Stored records
▼

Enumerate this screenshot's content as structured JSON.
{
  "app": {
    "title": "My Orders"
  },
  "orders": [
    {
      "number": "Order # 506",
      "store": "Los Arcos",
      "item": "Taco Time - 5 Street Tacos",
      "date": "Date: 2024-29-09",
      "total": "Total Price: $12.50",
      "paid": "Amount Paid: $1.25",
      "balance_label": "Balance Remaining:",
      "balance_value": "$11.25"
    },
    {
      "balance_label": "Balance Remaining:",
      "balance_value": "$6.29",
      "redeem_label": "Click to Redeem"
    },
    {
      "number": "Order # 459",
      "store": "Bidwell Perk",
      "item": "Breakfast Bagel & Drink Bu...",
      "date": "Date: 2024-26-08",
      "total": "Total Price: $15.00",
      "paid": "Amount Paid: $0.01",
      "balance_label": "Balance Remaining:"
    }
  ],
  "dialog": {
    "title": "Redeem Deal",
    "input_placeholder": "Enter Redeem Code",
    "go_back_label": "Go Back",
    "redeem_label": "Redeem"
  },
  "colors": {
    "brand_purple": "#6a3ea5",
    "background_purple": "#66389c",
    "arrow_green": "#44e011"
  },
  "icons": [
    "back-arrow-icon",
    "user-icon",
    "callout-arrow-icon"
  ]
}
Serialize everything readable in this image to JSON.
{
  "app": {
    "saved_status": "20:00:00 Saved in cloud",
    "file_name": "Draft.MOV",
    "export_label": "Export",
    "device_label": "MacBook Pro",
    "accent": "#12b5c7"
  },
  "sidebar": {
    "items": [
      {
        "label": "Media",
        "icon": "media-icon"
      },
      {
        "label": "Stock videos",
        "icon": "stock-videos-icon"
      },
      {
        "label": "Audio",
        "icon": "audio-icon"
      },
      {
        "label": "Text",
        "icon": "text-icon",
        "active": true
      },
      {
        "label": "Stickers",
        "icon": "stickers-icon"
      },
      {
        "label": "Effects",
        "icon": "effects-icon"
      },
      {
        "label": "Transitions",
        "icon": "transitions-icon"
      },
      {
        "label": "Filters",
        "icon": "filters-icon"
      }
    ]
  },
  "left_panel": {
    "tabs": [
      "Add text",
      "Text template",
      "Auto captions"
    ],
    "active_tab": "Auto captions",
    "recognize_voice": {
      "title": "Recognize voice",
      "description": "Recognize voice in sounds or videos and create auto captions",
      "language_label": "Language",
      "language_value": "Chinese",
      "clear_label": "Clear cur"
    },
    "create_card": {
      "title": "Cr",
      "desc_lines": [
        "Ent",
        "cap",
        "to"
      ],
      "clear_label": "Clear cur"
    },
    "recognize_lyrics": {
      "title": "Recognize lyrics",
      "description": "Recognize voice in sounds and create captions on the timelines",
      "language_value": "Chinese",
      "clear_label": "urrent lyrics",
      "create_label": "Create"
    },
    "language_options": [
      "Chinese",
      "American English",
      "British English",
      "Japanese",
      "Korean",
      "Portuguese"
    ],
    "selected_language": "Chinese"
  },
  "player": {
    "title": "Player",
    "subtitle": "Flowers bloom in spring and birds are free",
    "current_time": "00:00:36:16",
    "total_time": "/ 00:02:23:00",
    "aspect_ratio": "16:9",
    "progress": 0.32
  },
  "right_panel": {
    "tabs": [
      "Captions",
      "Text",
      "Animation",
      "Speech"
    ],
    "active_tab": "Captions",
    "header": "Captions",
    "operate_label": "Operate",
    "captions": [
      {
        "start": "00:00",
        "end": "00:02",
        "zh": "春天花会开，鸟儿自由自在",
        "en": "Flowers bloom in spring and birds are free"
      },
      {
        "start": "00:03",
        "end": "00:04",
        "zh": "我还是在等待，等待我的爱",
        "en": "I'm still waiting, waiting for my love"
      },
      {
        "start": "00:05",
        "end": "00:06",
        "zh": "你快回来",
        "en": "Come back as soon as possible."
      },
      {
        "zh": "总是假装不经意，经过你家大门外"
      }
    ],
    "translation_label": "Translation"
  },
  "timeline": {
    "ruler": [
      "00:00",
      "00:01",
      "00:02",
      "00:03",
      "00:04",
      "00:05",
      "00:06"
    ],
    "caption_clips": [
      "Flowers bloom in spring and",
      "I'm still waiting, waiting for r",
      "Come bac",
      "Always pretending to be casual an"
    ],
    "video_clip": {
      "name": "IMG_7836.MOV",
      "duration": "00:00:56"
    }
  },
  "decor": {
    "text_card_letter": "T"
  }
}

▲

Write out the entire listing exactly.

Enumerate this screenshot's content as structured JSON.
{
  "app": {
    "title": "My Orders"
  },
  "orders": [
    {
      "number": "Order # 506",
      "store": "Los Arcos",
      "item": "Taco Time - 5 Street Tacos",
      "date": "Date: 2024-29-09",
      "total": "Total Price: $12.50",
      "paid": "Amount Paid: $1.25",
      "balance_label": "Balance Remaining:",
      "balance_value": "$11.25"
    },
    {
      "balance_label": "Balance Remaining:",
      "balance_value": "$6.29",
      "redeem_label": "Click to Redeem"
    },
    {
      "number": "Order # 459",
      "store": "Bidwell Perk",
      "item": "Breakfast Bagel & Drink Bu...",
      "date": "Date: 2024-26-08",
      "total": "Total Price: $15.00",
      "paid": "Amount Paid: $0.01",
      "balance_label": "Balance Remaining:"
    }
  ],
  "dialog": {
    "title": "Redeem Deal",
    "input_placeholder": "Enter Redeem Code",
    "go_back_label": "Go Back",
    "redeem_label": "Redeem"
  },
  "colors": {
    "brand_purple": "#6a3ea5",
    "background_purple": "#66389c",
    "arrow_green": "#44e011"
  },
  "icons": [
    "back-arrow-icon",
    "user-icon",
    "callout-arrow-icon"
  ]
}
Serialize everything readable in this image to JSON.
{
  "app": {
    "saved_status": "20:00:00 Saved in cloud",
    "file_name": "Draft.MOV",
    "export_label": "Export",
    "device_label": "MacBook Pro",
    "accent": "#12b5c7"
  },
  "sidebar": {
    "items": [
      {
        "label": "Media",
        "icon": "media-icon"
      },
      {
        "label": "Stock videos",
        "icon": "stock-videos-icon"
      },
      {
        "label": "Audio",
        "icon": "audio-icon"
      },
      {
        "label": "Text",
        "icon": "text-icon",
        "active": true
      },
      {
        "label": "Stickers",
        "icon": "stickers-icon"
      },
      {
        "label": "Effects",
        "icon": "effects-icon"
      },
      {
        "label": "Transitions",
        "icon": "transitions-icon"
      },
      {
        "label": "Filters",
        "icon": "filters-icon"
      }
    ]
  },
  "left_panel": {
    "tabs": [
      "Add text",
      "Text template",
      "Auto captions"
    ],
    "active_tab": "Auto captions",
    "recognize_voice": {
      "title": "Recognize voice",
      "description": "Recognize voice in sounds or videos and create auto captions",
      "language_label": "Language",
      "language_value": "Chinese",
      "clear_label": "Clear cur"
    },
    "create_card": {
      "title": "Cr",
      "desc_lines": [
        "Ent",
        "cap",
        "to"
      ],
      "clear_label": "Clear cur"
    },
    "recognize_lyrics": {
      "title": "Recognize lyrics",
      "description": "Recognize voice in sounds and create captions on the timelines",
      "language_value": "Chinese",
      "clear_label": "urrent lyrics",
      "create_label": "Create"
    },
    "language_options": [
      "Chinese",
      "American English",
      "British English",
      "Japanese",
      "Korean",
      "Portuguese"
    ],
    "selected_language": "Chinese"
  },
  "player": {
    "title": "Player",
    "subtitle": "Flowers bloom in spring and birds are free",
    "current_time": "00:00:36:16",
    "total_time": "/ 00:02:23:00",
    "aspect_ratio": "16:9",
    "progress": 0.32
  },
  "right_panel": {
    "tabs": [
      "Captions",
      "Text",
      "Animation",
      "Speech"
    ],
    "active_tab": "Captions",
    "header": "Captions",
    "operate_label": "Operate",
    "captions": [
      {
        "start": "00:00",
        "end": "00:02",
        "zh": "春天花会开，鸟儿自由自在",
        "en": "Flowers bloom in spring and birds are free"
      },
      {
        "start": "00:03",
        "end": "00:04",
        "zh": "我还是在等待，等待我的爱",
        "en": "I'm still waiting, waiting for my love"
      },
      {
        "start": "00:05",
        "end": "00:06",
        "zh": "你快回来",
        "en": "Come back as soon as possible."
      },
      {
        "zh": "总是假装不经意，经过你家大门外"
      }
    ],
    "translation_label": "Translation"
  },
  "timeline": {
    "ruler": [
      "00:00",
      "00:01",
      "00:02",
      "00:03",
      "00:04",
      "00:05",
      "00:06"
    ],
    "caption_clips": [
      "Flowers bloom in spring and",
      "I'm still waiting, waiting for r",
      "Come bac",
      "Always pretending to be casual an"
    ],
    "video_clip": {
      "name": "IMG_7836.MOV",
      "duration": "00:00:56"
    }
  },
  "decor": {
    "text_card_letter": "T"
  }
}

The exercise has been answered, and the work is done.